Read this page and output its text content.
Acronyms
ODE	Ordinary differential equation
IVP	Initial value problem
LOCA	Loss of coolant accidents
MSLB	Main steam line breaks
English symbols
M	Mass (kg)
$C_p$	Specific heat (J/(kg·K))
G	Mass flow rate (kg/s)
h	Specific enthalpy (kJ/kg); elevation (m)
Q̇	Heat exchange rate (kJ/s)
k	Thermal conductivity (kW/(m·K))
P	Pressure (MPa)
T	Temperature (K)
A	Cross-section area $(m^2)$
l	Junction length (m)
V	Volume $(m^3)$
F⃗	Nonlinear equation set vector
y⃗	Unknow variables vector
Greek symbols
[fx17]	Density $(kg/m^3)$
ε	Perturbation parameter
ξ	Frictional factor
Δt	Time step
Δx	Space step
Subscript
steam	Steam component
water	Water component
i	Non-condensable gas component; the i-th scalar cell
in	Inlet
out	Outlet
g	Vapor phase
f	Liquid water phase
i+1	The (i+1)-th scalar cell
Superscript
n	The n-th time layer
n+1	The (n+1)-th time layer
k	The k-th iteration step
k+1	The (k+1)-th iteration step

• [TASK DETAILS]: Your task is to quote all of the data word for word.

• [WRITTEN SOLUTION]:
Read this page and output its text content.
Acronyms
ODE	Ordinary differential equation
IVP	Initial value problem
LOCA	Loss of coolant accidents
MSLB	Main steam line breaks
English symbols
M	Mass (kg)
$C_p$	Specific heat (J/(kg·K))
G	Mass flow rate (kg/s)
h	Specific enthalpy (kJ/kg); elevation (m)
Q̇	Heat exchange rate (kJ/s)
k	Thermal conductivity (kW/(m·K))
P	Pressure (MPa)
T	Temperature (K)
A	Cross-section area $(m^2)$
l	Junction length (m)
V	Volume $(m^3)$
F⃗	Nonlinear equation set vector
y⃗	Unknow variables vector
Greek symbols
[fx17]	Density $(kg/m^3)$
ε	Perturbation parameter
ξ	Frictional factor
Δt	Time step
Δx	Space step
Subscript
steam	Steam component
water	Water component
i	Non-condensable gas component; the i-th scalar cell
in	Inlet
out	Outlet
g	Vapor phase
f	Liquid water phase
i+1	The (i+1)-th scalar cell
Superscript
n	The n-th time layer
n+1	The (n+1)-th time layer
k	The k-th iteration step
k+1	The (k+1)-th iteration step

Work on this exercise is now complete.